====== Supplied material

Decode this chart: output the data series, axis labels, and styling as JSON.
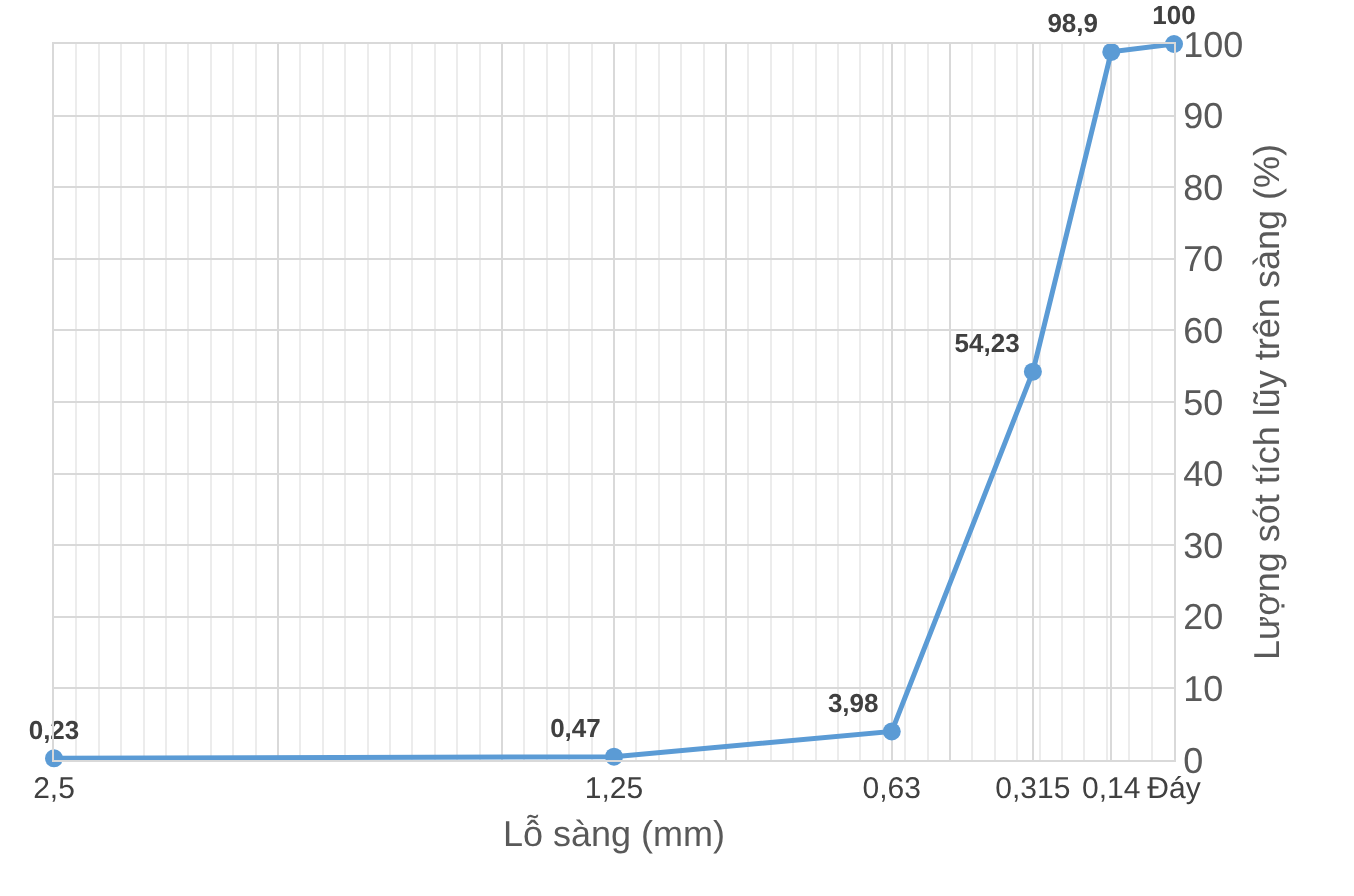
{
  "chart_data": {
    "type": "line",
    "xlabel": "Lỗ sàng (mm)",
    "ylabel": "Lượng sót tích lũy trên sàng (%)",
    "x": [
      2.5,
      1.25,
      0.63,
      0.315,
      0.14,
      0
    ],
    "series": [
      {
        "color": "#5b9bd5",
        "values": [
          0.23,
          0.47,
          3.98,
          54.23,
          98.9,
          100
        ],
        "value_labels": [
          "0,23",
          "0,47",
          "3,98",
          "54,23",
          "98,9",
          "100"
        ]
      }
    ],
    "xlim": [
      2.5,
      0
    ],
    "xticks": [
      {
        "value": 2.5,
        "label": "2,5"
      },
      {
        "value": 2.0,
        "label": null
      },
      {
        "value": 1.5,
        "label": null
      },
      {
        "value": 1.25,
        "label": "1,25"
      },
      {
        "value": 1.0,
        "label": null
      },
      {
        "value": 0.63,
        "label": "0,63"
      },
      {
        "value": 0.5,
        "label": null
      },
      {
        "value": 0.315,
        "label": "0,315"
      },
      {
        "value": 0.14,
        "label": "0,14"
      },
      {
        "value": 0,
        "label": "Đáy"
      }
    ],
    "ylim": [
      0,
      100
    ],
    "yticks": [
      0,
      10,
      20,
      30,
      40,
      50,
      60,
      70,
      80,
      90,
      100
    ],
    "grid": true,
    "marker": "circle",
    "line_style": "solid",
    "legend": false
  }
}
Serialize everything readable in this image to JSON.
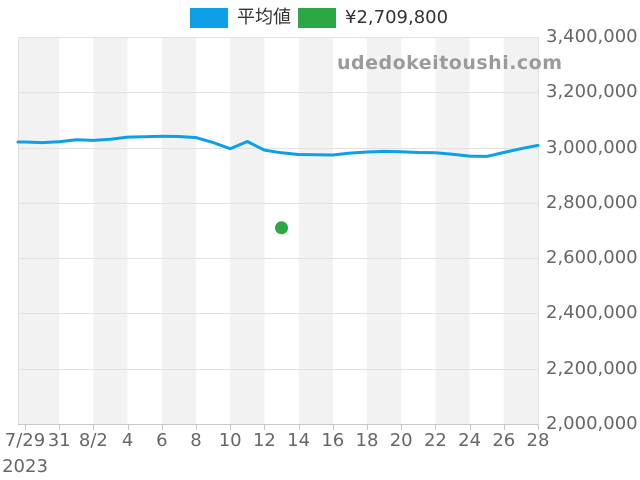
{
  "legend": {
    "average_label": "平均値",
    "listing_label": "¥2,709,800"
  },
  "watermark": "udedokeitoushi.com",
  "chart_data": {
    "type": "line",
    "title": "",
    "xlabel": "",
    "ylabel": "",
    "year_label": "2023",
    "x": [
      "7/29",
      "7/30",
      "7/31",
      "8/1",
      "8/2",
      "8/3",
      "8/4",
      "8/5",
      "8/6",
      "8/7",
      "8/8",
      "8/9",
      "8/10",
      "8/11",
      "8/12",
      "8/13",
      "8/14",
      "8/15",
      "8/16",
      "8/17",
      "8/18",
      "8/19",
      "8/20",
      "8/21",
      "8/22",
      "8/23",
      "8/24",
      "8/25",
      "8/26",
      "8/27",
      "8/28"
    ],
    "series": [
      {
        "name": "平均値",
        "type": "line",
        "color": "#0d9fe8",
        "values": [
          3020000,
          3018000,
          3021000,
          3028000,
          3026000,
          3030000,
          3038000,
          3039000,
          3041000,
          3040000,
          3036000,
          3018000,
          2996000,
          3022000,
          2991000,
          2981000,
          2975000,
          2974000,
          2973000,
          2980000,
          2984000,
          2986000,
          2985000,
          2982000,
          2981000,
          2976000,
          2969000,
          2968000,
          2982000,
          2996000,
          3008000
        ]
      },
      {
        "name": "¥2,709,800",
        "type": "scatter",
        "color": "#2ba843",
        "points": [
          {
            "x": "8/13",
            "value": 2709800
          }
        ]
      }
    ],
    "x_tick_labels": [
      "7/29",
      "31",
      "8/2",
      "4",
      "6",
      "8",
      "10",
      "12",
      "14",
      "16",
      "18",
      "20",
      "22",
      "24",
      "26",
      "28"
    ],
    "y_ticks": [
      {
        "value": 2000000,
        "label": "2,000,000"
      },
      {
        "value": 2200000,
        "label": "2,200,000"
      },
      {
        "value": 2400000,
        "label": "2,400,000"
      },
      {
        "value": 2600000,
        "label": "2,600,000"
      },
      {
        "value": 2800000,
        "label": "2,800,000"
      },
      {
        "value": 3000000,
        "label": "3,000,000"
      },
      {
        "value": 3200000,
        "label": "3,200,000"
      },
      {
        "value": 3400000,
        "label": "3,400,000"
      }
    ],
    "ylim": [
      2000000,
      3400000
    ],
    "grid": "horizontal",
    "legend_position": "top",
    "plot_bands": "alternating 2-day vertical stripes",
    "colors": {
      "stripe": "#f2f2f2",
      "grid": "#e2e2e2",
      "axis": "#c9c9c9",
      "border": "#e0e0e0",
      "axis_label": "#666666",
      "legend_text": "#333333",
      "watermark": "#9b9b9b"
    }
  }
}
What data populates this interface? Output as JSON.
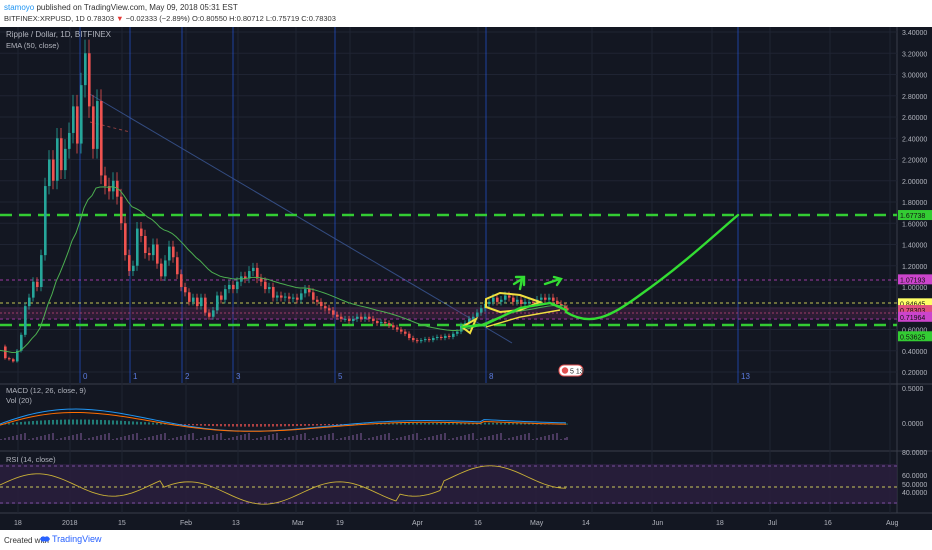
{
  "header": {
    "user": "stamoyo",
    "published": "published on TradingView.com, May 09, 2018 05:31 EST",
    "symbol": "BITFINEX:XRPUSD, 1D",
    "last": "0.78303",
    "change_arrow": "▼",
    "change": "−0.02333 (−2.89%)",
    "ohlc": "O:0.80550 H:0.80712 L:0.75719 C:0.78303"
  },
  "main_pane": {
    "title": "Ripple / Dollar, 1D, BITFINEX",
    "indicator": "EMA (50, close)",
    "price_ticks": [
      "3.40000",
      "3.20000",
      "3.00000",
      "2.80000",
      "2.60000",
      "2.40000",
      "2.20000",
      "2.00000",
      "1.80000",
      "1.60000",
      "1.40000",
      "1.20000",
      "1.00000",
      "0.80000",
      "0.60000",
      "0.40000",
      "0.20000"
    ],
    "price_tags": [
      {
        "label": "1.67738",
        "color": "#33cc33"
      },
      {
        "label": "1.07193",
        "color": "#cc44cc"
      },
      {
        "label": "0.84645",
        "color": "#ffff66"
      },
      {
        "label": "0.78303",
        "color": "#e05080"
      },
      {
        "label": "0.71964",
        "color": "#cc44cc"
      },
      {
        "label": "0.53625",
        "color": "#33cc33"
      }
    ],
    "cycle_markers": [
      "0",
      "1",
      "2",
      "3",
      "5",
      "8",
      "13"
    ],
    "event_badge": "5 13",
    "colors": {
      "up": "#26a69a",
      "down": "#ef5350",
      "ema": "#4caf50",
      "projection": "#33dd33",
      "support": "#33cc33",
      "highlight": "#f0e040"
    }
  },
  "macd_pane": {
    "title": "MACD (12, 26, close, 9)",
    "volume": "Vol (20)",
    "ticks": [
      "0.5000",
      "0.0000"
    ]
  },
  "rsi_pane": {
    "title": "RSI (14, close)",
    "ticks": [
      "80.0000",
      "60.0000",
      "50.0000",
      "40.0000"
    ],
    "value": "50.0000"
  },
  "time_axis": [
    "18",
    "2018",
    "15",
    "Feb",
    "13",
    "Mar",
    "19",
    "Apr",
    "16",
    "May",
    "14",
    "Jun",
    "18",
    "Jul",
    "16",
    "Aug"
  ],
  "footer": {
    "created_with": "Created with",
    "brand": "TradingView"
  }
}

============

■ **Stated goal**
Retype every record above exactly as written, but leave out the pictures.

■ **Response to this task**
Decode this chart: output the data series, axis labels, and styling as JSON.
{
  "chart_data": {
    "type": "line",
    "xlabel": "Lỗ sàng (mm)",
    "ylabel": "Lượng sót tích lũy trên sàng (%)",
    "x": [
      2.5,
      1.25,
      0.63,
      0.315,
      0.14,
      0
    ],
    "series": [
      {
        "color": "#5b9bd5",
        "values": [
          0.23,
          0.47,
          3.98,
          54.23,
          98.9,
          100
        ],
        "value_labels": [
          "0,23",
          "0,47",
          "3,98",
          "54,23",
          "98,9",
          "100"
        ]
      }
    ],
    "xlim": [
      2.5,
      0
    ],
    "xticks": [
      {
        "value": 2.5,
        "label": "2,5"
      },
      {
        "value": 2.0,
        "label": null
      },
      {
        "value": 1.5,
        "label": null
      },
      {
        "value": 1.25,
        "label": "1,25"
      },
      {
        "value": 1.0,
        "label": null
      },
      {
        "value": 0.63,
        "label": "0,63"
      },
      {
        "value": 0.5,
        "label": null
      },
      {
        "value": 0.315,
        "label": "0,315"
      },
      {
        "value": 0.14,
        "label": "0,14"
      },
      {
        "value": 0,
        "label": "Đáy"
      }
    ],
    "ylim": [
      0,
      100
    ],
    "yticks": [
      0,
      10,
      20,
      30,
      40,
      50,
      60,
      70,
      80,
      90,
      100
    ],
    "grid": true,
    "marker": "circle",
    "line_style": "solid",
    "legend": false
  }
}
Serialize everything readable in this image to JSON.
{
  "legend": {
    "average_label": "平均値",
    "listing_label": "¥2,709,800"
  },
  "watermark": "udedokeitoushi.com",
  "chart_data": {
    "type": "line",
    "title": "",
    "xlabel": "",
    "ylabel": "",
    "year_label": "2023",
    "x": [
      "7/29",
      "7/30",
      "7/31",
      "8/1",
      "8/2",
      "8/3",
      "8/4",
      "8/5",
      "8/6",
      "8/7",
      "8/8",
      "8/9",
      "8/10",
      "8/11",
      "8/12",
      "8/13",
      "8/14",
      "8/15",
      "8/16",
      "8/17",
      "8/18",
      "8/19",
      "8/20",
      "8/21",
      "8/22",
      "8/23",
      "8/24",
      "8/25",
      "8/26",
      "8/27",
      "8/28"
    ],
    "series": [
      {
        "name": "平均値",
        "type": "line",
        "color": "#0d9fe8",
        "values": [
          3020000,
          3018000,
          3021000,
          3028000,
          3026000,
          3030000,
          3038000,
          3039000,
          3041000,
          3040000,
          3036000,
          3018000,
          2996000,
          3022000,
          2991000,
          2981000,
          2975000,
          2974000,
          2973000,
          2980000,
          2984000,
          2986000,
          2985000,
          2982000,
          2981000,
          2976000,
          2969000,
          2968000,
          2982000,
          2996000,
          3008000
        ]
      },
      {
        "name": "¥2,709,800",
        "type": "scatter",
        "color": "#2ba843",
        "points": [
          {
            "x": "8/13",
            "value": 2709800
          }
        ]
      }
    ],
    "x_tick_labels": [
      "7/29",
      "31",
      "8/2",
      "4",
      "6",
      "8",
      "10",
      "12",
      "14",
      "16",
      "18",
      "20",
      "22",
      "24",
      "26",
      "28"
    ],
    "y_ticks": [
      {
        "value": 2000000,
        "label": "2,000,000"
      },
      {
        "value": 2200000,
        "label": "2,200,000"
      },
      {
        "value": 2400000,
        "label": "2,400,000"
      },
      {
        "value": 2600000,
        "label": "2,600,000"
      },
      {
        "value": 2800000,
        "label": "2,800,000"
      },
      {
        "value": 3000000,
        "label": "3,000,000"
      },
      {
        "value": 3200000,
        "label": "3,200,000"
      },
      {
        "value": 3400000,
        "label": "3,400,000"
      }
    ],
    "ylim": [
      2000000,
      3400000
    ],
    "grid": "horizontal",
    "legend_position": "top",
    "plot_bands": "alternating 2-day vertical stripes",
    "colors": {
      "stripe": "#f2f2f2",
      "grid": "#e2e2e2",
      "axis": "#c9c9c9",
      "border": "#e0e0e0",
      "axis_label": "#666666",
      "legend_text": "#333333",
      "watermark": "#9b9b9b"
    }
  }
}
What data populates this interface? Output as JSON.
{
  "header": {
    "user": "stamoyo",
    "published": "published on TradingView.com, May 09, 2018 05:31 EST",
    "symbol": "BITFINEX:XRPUSD, 1D",
    "last": "0.78303",
    "change_arrow": "▼",
    "change": "−0.02333 (−2.89%)",
    "ohlc": "O:0.80550 H:0.80712 L:0.75719 C:0.78303"
  },
  "main_pane": {
    "title": "Ripple / Dollar, 1D, BITFINEX",
    "indicator": "EMA (50, close)",
    "price_ticks": [
      "3.40000",
      "3.20000",
      "3.00000",
      "2.80000",
      "2.60000",
      "2.40000",
      "2.20000",
      "2.00000",
      "1.80000",
      "1.60000",
      "1.40000",
      "1.20000",
      "1.00000",
      "0.80000",
      "0.60000",
      "0.40000",
      "0.20000"
    ],
    "price_tags": [
      {
        "label": "1.67738",
        "color": "#33cc33"
      },
      {
        "label": "1.07193",
        "color": "#cc44cc"
      },
      {
        "label": "0.84645",
        "color": "#ffff66"
      },
      {
        "label": "0.78303",
        "color": "#e05080"
      },
      {
        "label": "0.71964",
        "color": "#cc44cc"
      },
      {
        "label": "0.53625",
        "color": "#33cc33"
      }
    ],
    "cycle_markers": [
      "0",
      "1",
      "2",
      "3",
      "5",
      "8",
      "13"
    ],
    "event_badge": "5 13",
    "colors": {
      "up": "#26a69a",
      "down": "#ef5350",
      "ema": "#4caf50",
      "projection": "#33dd33",
      "support": "#33cc33",
      "highlight": "#f0e040"
    }
  },
  "macd_pane": {
    "title": "MACD (12, 26, close, 9)",
    "volume": "Vol (20)",
    "ticks": [
      "0.5000",
      "0.0000"
    ]
  },
  "rsi_pane": {
    "title": "RSI (14, close)",
    "ticks": [
      "80.0000",
      "60.0000",
      "50.0000",
      "40.0000"
    ],
    "value": "50.0000"
  },
  "time_axis": [
    "18",
    "2018",
    "15",
    "Feb",
    "13",
    "Mar",
    "19",
    "Apr",
    "16",
    "May",
    "14",
    "Jun",
    "18",
    "Jul",
    "16",
    "Aug"
  ],
  "footer": {
    "created_with": "Created with",
    "brand": "TradingView"
  }
}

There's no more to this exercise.